Lift out all lines below that contain "trend".

═══ Record set ═══

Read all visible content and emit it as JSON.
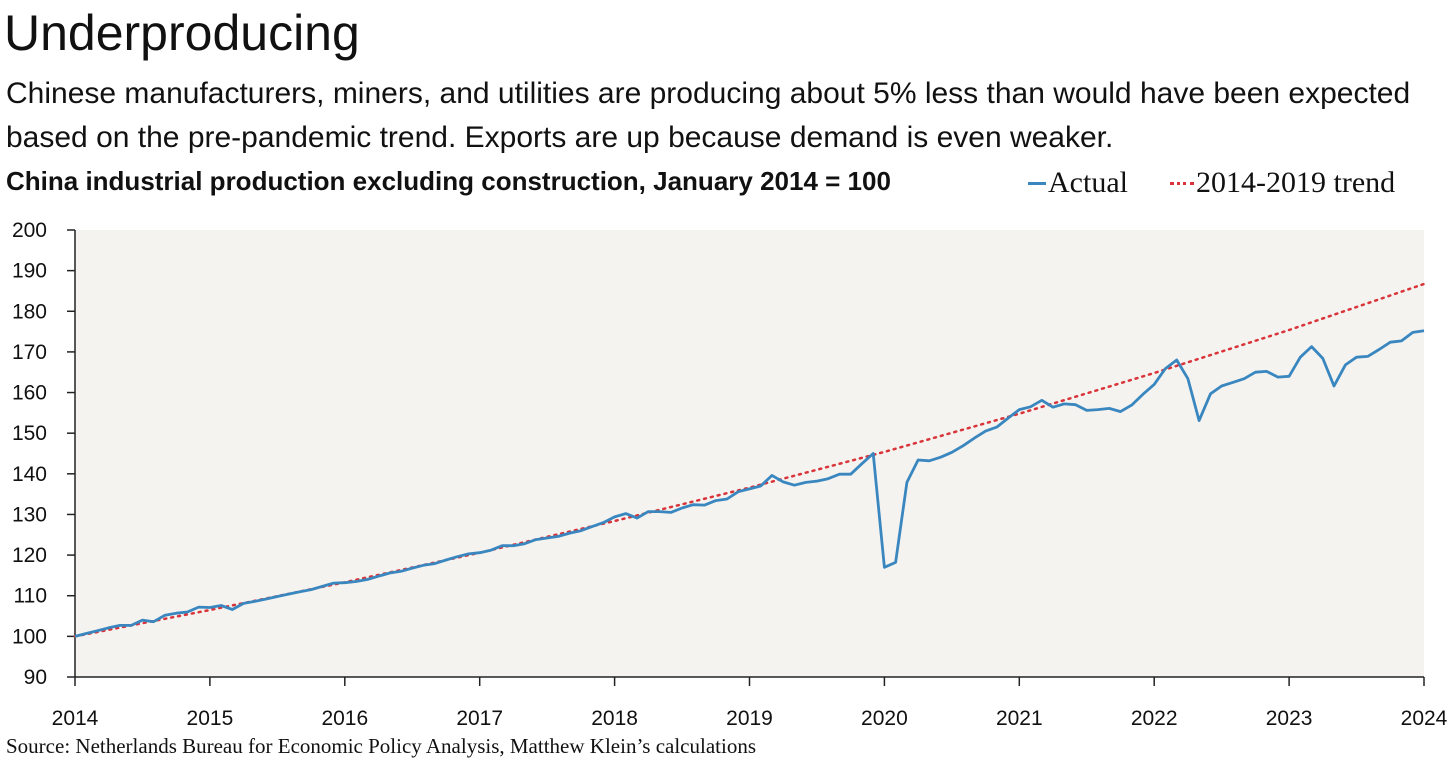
{
  "title": "Underproducing",
  "subtitle": "Chinese manufacturers, miners, and utilities are producing about 5% less than would have been expected based on the pre-pandemic trend. Exports are up because demand is even weaker.",
  "source": "Source: Netherlands Bureau for Economic Policy Analysis, Matthew Klein’s calculations",
  "colors": {
    "actual": "#3a87c0",
    "trend": "#d9343a",
    "plot_bg": "#f4f3f0"
  },
  "chart_data": {
    "type": "line",
    "title": "China industrial production excluding construction, January 2014 = 100",
    "xlabel": "",
    "ylabel": "",
    "xlim": [
      2014,
      2024
    ],
    "ylim": [
      90,
      200
    ],
    "yticks": [
      90,
      100,
      110,
      120,
      130,
      140,
      150,
      160,
      170,
      180,
      190,
      200
    ],
    "xticks": [
      "2014",
      "2015",
      "2016",
      "2017",
      "2018",
      "2019",
      "2020",
      "2021",
      "2022",
      "2023",
      "2024"
    ],
    "grid": false,
    "legend_position": "top-right",
    "series": [
      {
        "name": "Actual",
        "style": "solid",
        "x": [
          2014.0,
          2014.083,
          2014.167,
          2014.25,
          2014.333,
          2014.417,
          2014.5,
          2014.583,
          2014.667,
          2014.75,
          2014.833,
          2014.917,
          2015.0,
          2015.083,
          2015.167,
          2015.25,
          2015.333,
          2015.417,
          2015.5,
          2015.583,
          2015.667,
          2015.75,
          2015.833,
          2015.917,
          2016.0,
          2016.083,
          2016.167,
          2016.25,
          2016.333,
          2016.417,
          2016.5,
          2016.583,
          2016.667,
          2016.75,
          2016.833,
          2016.917,
          2017.0,
          2017.083,
          2017.167,
          2017.25,
          2017.333,
          2017.417,
          2017.5,
          2017.583,
          2017.667,
          2017.75,
          2017.833,
          2017.917,
          2018.0,
          2018.083,
          2018.167,
          2018.25,
          2018.333,
          2018.417,
          2018.5,
          2018.583,
          2018.667,
          2018.75,
          2018.833,
          2018.917,
          2019.0,
          2019.083,
          2019.167,
          2019.25,
          2019.333,
          2019.417,
          2019.5,
          2019.583,
          2019.667,
          2019.75,
          2019.833,
          2019.917,
          2020.0,
          2020.083,
          2020.167,
          2020.25,
          2020.333,
          2020.417,
          2020.5,
          2020.583,
          2020.667,
          2020.75,
          2020.833,
          2020.917,
          2021.0,
          2021.083,
          2021.167,
          2021.25,
          2021.333,
          2021.417,
          2021.5,
          2021.583,
          2021.667,
          2021.75,
          2021.833,
          2021.917,
          2022.0,
          2022.083,
          2022.167,
          2022.25,
          2022.333,
          2022.417,
          2022.5,
          2022.583,
          2022.667,
          2022.75,
          2022.833,
          2022.917,
          2023.0,
          2023.083,
          2023.167,
          2023.25,
          2023.333,
          2023.417,
          2023.5,
          2023.583,
          2023.667,
          2023.75,
          2023.833,
          2023.917,
          2024.0
        ],
        "values": [
          100.0,
          100.7,
          101.4,
          102.1,
          102.7,
          102.7,
          104.0,
          103.6,
          105.2,
          105.7,
          106.0,
          107.2,
          107.1,
          107.6,
          106.6,
          108.1,
          108.6,
          109.2,
          109.8,
          110.4,
          111.0,
          111.5,
          112.3,
          113.1,
          113.2,
          113.5,
          114.0,
          114.8,
          115.6,
          116.0,
          116.8,
          117.5,
          117.9,
          118.8,
          119.6,
          120.3,
          120.6,
          121.2,
          122.3,
          122.3,
          122.8,
          123.8,
          124.2,
          124.6,
          125.4,
          126.0,
          127.0,
          128.0,
          129.4,
          130.2,
          129.1,
          130.7,
          130.7,
          130.5,
          131.6,
          132.4,
          132.3,
          133.4,
          133.8,
          135.6,
          136.3,
          137.0,
          139.6,
          138.0,
          137.2,
          137.9,
          138.2,
          138.8,
          139.9,
          139.9,
          142.5,
          145.0,
          117.0,
          118.2,
          137.9,
          143.4,
          143.2,
          144.1,
          145.3,
          146.9,
          148.8,
          150.5,
          151.5,
          153.7,
          155.8,
          156.5,
          158.1,
          156.4,
          157.2,
          157.0,
          155.6,
          155.8,
          156.1,
          155.3,
          156.9,
          159.6,
          162.0,
          165.9,
          168.0,
          163.4,
          153.1,
          159.7,
          161.6,
          162.5,
          163.4,
          165.0,
          165.2,
          163.8,
          164.0,
          168.7,
          171.3,
          168.4,
          161.6,
          166.8,
          168.7,
          168.9,
          170.6,
          172.4,
          172.7,
          174.8,
          175.2
        ]
      },
      {
        "name": "2014-2019 trend",
        "style": "dotted",
        "x": [
          2014.0,
          2015.0,
          2016.0,
          2017.0,
          2018.0,
          2019.0,
          2020.0,
          2021.0,
          2022.0,
          2023.0,
          2024.0
        ],
        "values": [
          100.0,
          106.5,
          113.3,
          120.6,
          128.4,
          136.6,
          145.4,
          154.8,
          164.8,
          175.4,
          186.7
        ]
      }
    ]
  }
}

═══

**Written reply:**
  "subtitle": "Chinese manufacturers, miners, and utilities are producing about 5% less than would have been expected based on the pre-pandemic trend. Exports are up because demand is even weaker.",
    "trend": "#d9343a",
        "name": "2014-2019 trend",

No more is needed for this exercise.